STATED PROBLEM → How many lines in the records below hold the string "JSON"? Please answer with the number and nothing more.

## START

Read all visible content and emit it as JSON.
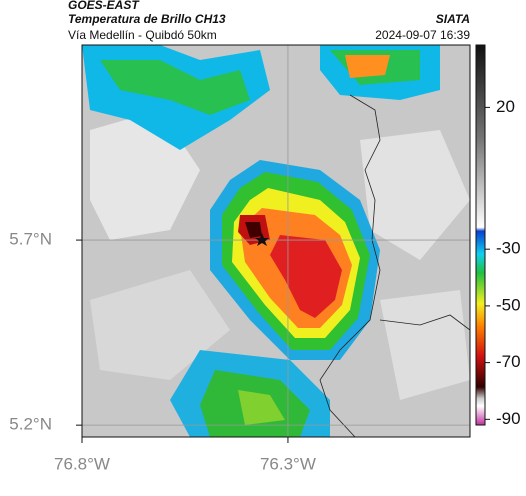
{
  "header": {
    "satellite": "GOES-EAST",
    "product": "Temperatura de Brillo CH13",
    "agency": "SIATA",
    "location": "Vía Medellín - Quibdó 50km",
    "timestamp": "2024-09-07 16:39"
  },
  "map": {
    "lon_lim": [
      -76.8,
      -75.858
    ],
    "lat_lim": [
      5.168,
      6.227
    ],
    "lon_ticks": [
      {
        "value": -76.8,
        "label": "76.8°W"
      },
      {
        "value": -76.3,
        "label": "76.3°W"
      }
    ],
    "lat_ticks": [
      {
        "value": 5.7,
        "label": "5.7°N"
      },
      {
        "value": 5.2,
        "label": "5.2°N"
      }
    ],
    "grid": true,
    "colorbar": {
      "lim": [
        42,
        -92
      ],
      "ticks": [
        20,
        -30,
        -50,
        -70,
        -90
      ]
    }
  }
}
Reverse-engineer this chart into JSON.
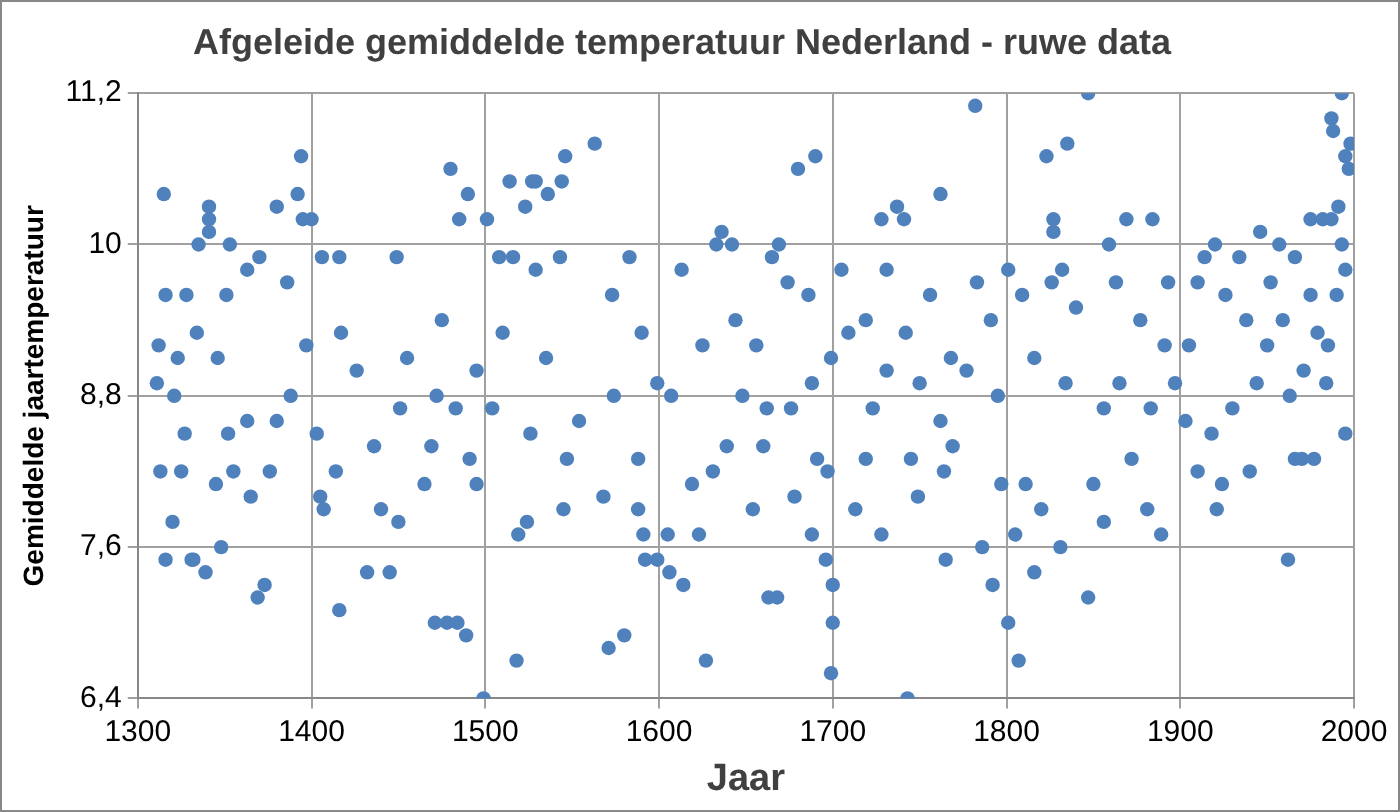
{
  "chart_data": {
    "type": "scatter",
    "title": "Afgeleide gemiddelde temperatuur Nederland - ruwe data",
    "xlabel": "Jaar",
    "ylabel": "Gemiddelde jaartemperatuur",
    "xlim": [
      1300,
      2000
    ],
    "xticks": [
      1300,
      1400,
      1500,
      1600,
      1700,
      1800,
      1900,
      2000
    ],
    "ylim": [
      6.4,
      11.2
    ],
    "yticks": [
      {
        "value": 6.4,
        "label": "6,4"
      },
      {
        "value": 7.6,
        "label": "7,6"
      },
      {
        "value": 8.8,
        "label": "8,8"
      },
      {
        "value": 10,
        "label": "10"
      },
      {
        "value": 11.2,
        "label": "11,2"
      }
    ],
    "grid": true,
    "legend": false,
    "marker": "circle",
    "series": [
      {
        "color": "#4f81bd",
        "x": [
          1315,
          1394,
          1341,
          1341,
          1341,
          1380,
          1392,
          1395,
          1400,
          1335,
          1353,
          1320,
          1316,
          1331,
          1332,
          1339,
          1348,
          1369,
          1373,
          1416,
          1432,
          1445,
          1471,
          1478,
          1484,
          1489,
          1499,
          1518,
          1480,
          1490,
          1485,
          1501,
          1514,
          1527,
          1523,
          1519,
          1524,
          1311,
          1313,
          1325,
          1327,
          1321,
          1316,
          1312,
          1328,
          1323,
          1334,
          1346,
          1351,
          1352,
          1345,
          1355,
          1365,
          1363,
          1363,
          1370,
          1376,
          1380,
          1386,
          1388,
          1397,
          1403,
          1406,
          1405,
          1407,
          1414,
          1416,
          1417,
          1426,
          1436,
          1440,
          1449,
          1451,
          1450,
          1455,
          1465,
          1469,
          1472,
          1475,
          1483,
          1491,
          1495,
          1495,
          1504,
          1508,
          1510,
          1516,
          1529,
          1526,
          1563,
          1546,
          1544,
          1536,
          1529,
          1680,
          1690,
          1762,
          1737,
          1728,
          1741,
          1636,
          1642,
          1633,
          1669,
          1665,
          1571,
          1580,
          1627,
          1663,
          1668,
          1700,
          1699,
          1700,
          1696,
          1743,
          1765,
          1592,
          1599,
          1606,
          1614,
          1591,
          1605,
          1623,
          1688,
          1728,
          1543,
          1535,
          1554,
          1547,
          1545,
          1568,
          1573,
          1583,
          1574,
          1588,
          1588,
          1590,
          1599,
          1607,
          1613,
          1619,
          1625,
          1631,
          1639,
          1644,
          1648,
          1654,
          1656,
          1662,
          1660,
          1674,
          1676,
          1678,
          1686,
          1688,
          1691,
          1697,
          1699,
          1705,
          1709,
          1713,
          1719,
          1719,
          1723,
          1731,
          1731,
          1742,
          1745,
          1749,
          1750,
          1756,
          1762,
          1764,
          1768,
          1782,
          1847,
          1835,
          1823,
          1827,
          1827,
          1869,
          1884,
          1993,
          1987,
          1988,
          1998,
          1995,
          1997,
          1991,
          1975,
          1982,
          1987,
          1786,
          1792,
          1801,
          1807,
          1816,
          1831,
          1847,
          1805,
          1889,
          1962,
          1921,
          1856,
          1995,
          1977,
          1966,
          1970,
          1769,
          1777,
          1783,
          1791,
          1795,
          1797,
          1801,
          1811,
          1809,
          1816,
          1820,
          1826,
          1832,
          1834,
          1840,
          1850,
          1856,
          1859,
          1863,
          1865,
          1872,
          1877,
          1881,
          1883,
          1891,
          1893,
          1897,
          1903,
          1905,
          1910,
          1910,
          1914,
          1920,
          1918,
          1924,
          1926,
          1930,
          1934,
          1938,
          1940,
          1944,
          1946,
          1950,
          1952,
          1957,
          1959,
          1963,
          1966,
          1971,
          1975,
          1979,
          1984,
          1985,
          1990,
          1993,
          1995
        ],
        "values": [
          10.4,
          10.7,
          10.3,
          10.2,
          10.1,
          10.3,
          10.4,
          10.2,
          10.2,
          10.0,
          10.0,
          7.8,
          7.5,
          7.5,
          7.5,
          7.4,
          7.6,
          7.2,
          7.3,
          7.1,
          7.4,
          7.4,
          7.0,
          7.0,
          7.0,
          6.9,
          6.4,
          6.7,
          10.6,
          10.4,
          10.2,
          10.2,
          10.5,
          10.5,
          10.3,
          7.7,
          7.8,
          8.9,
          8.2,
          8.2,
          8.5,
          8.8,
          9.6,
          9.2,
          9.6,
          9.1,
          9.3,
          9.1,
          9.6,
          8.5,
          8.1,
          8.2,
          8.0,
          8.6,
          9.8,
          9.9,
          8.2,
          8.6,
          9.7,
          8.8,
          9.2,
          8.5,
          9.9,
          8.0,
          7.9,
          8.2,
          9.9,
          9.3,
          9.0,
          8.4,
          7.9,
          9.9,
          8.7,
          7.8,
          9.1,
          8.1,
          8.4,
          8.8,
          9.4,
          8.7,
          8.3,
          8.1,
          9.0,
          8.7,
          9.9,
          9.3,
          9.9,
          9.8,
          8.5,
          10.8,
          10.7,
          10.5,
          10.4,
          10.5,
          10.6,
          10.7,
          10.4,
          10.3,
          10.2,
          10.2,
          10.1,
          10.0,
          10.0,
          10.0,
          9.9,
          6.8,
          6.9,
          6.7,
          7.2,
          7.2,
          7.0,
          6.6,
          7.3,
          7.5,
          6.4,
          7.5,
          7.5,
          7.5,
          7.4,
          7.3,
          7.7,
          7.7,
          7.7,
          7.7,
          7.7,
          9.9,
          9.1,
          8.6,
          8.3,
          7.9,
          8.0,
          9.6,
          9.9,
          8.8,
          7.9,
          8.3,
          9.3,
          8.9,
          8.8,
          9.8,
          8.1,
          9.2,
          8.2,
          8.4,
          9.4,
          8.8,
          7.9,
          9.2,
          8.7,
          8.4,
          9.7,
          8.7,
          8.0,
          9.6,
          8.9,
          8.3,
          8.2,
          9.1,
          9.8,
          9.3,
          7.9,
          8.3,
          9.4,
          8.7,
          9.8,
          9.0,
          9.3,
          8.3,
          8.0,
          8.9,
          9.6,
          8.6,
          8.2,
          9.1,
          11.1,
          11.2,
          10.8,
          10.7,
          10.2,
          10.1,
          10.2,
          10.2,
          11.2,
          11.0,
          10.9,
          10.8,
          10.7,
          10.6,
          10.3,
          10.2,
          10.2,
          10.2,
          7.6,
          7.3,
          7.0,
          6.7,
          7.4,
          7.6,
          7.2,
          7.7,
          7.7,
          7.5,
          7.9,
          7.8,
          8.5,
          8.3,
          8.3,
          8.3,
          8.4,
          9.0,
          9.7,
          9.4,
          8.8,
          8.1,
          9.8,
          8.1,
          9.6,
          9.1,
          7.9,
          9.7,
          9.8,
          8.9,
          9.5,
          8.1,
          8.7,
          10.0,
          9.7,
          8.9,
          8.3,
          9.4,
          7.9,
          8.7,
          9.2,
          9.7,
          8.9,
          8.6,
          9.2,
          8.2,
          9.7,
          9.9,
          10.0,
          8.5,
          8.1,
          9.6,
          8.7,
          9.9,
          9.4,
          8.2,
          8.9,
          10.1,
          9.2,
          9.7,
          10.0,
          9.4,
          8.8,
          9.9,
          9.0,
          9.6,
          9.3,
          8.9,
          9.2,
          9.6,
          10.0,
          9.8
        ]
      }
    ]
  }
}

## END

TASK OUTPUT → 2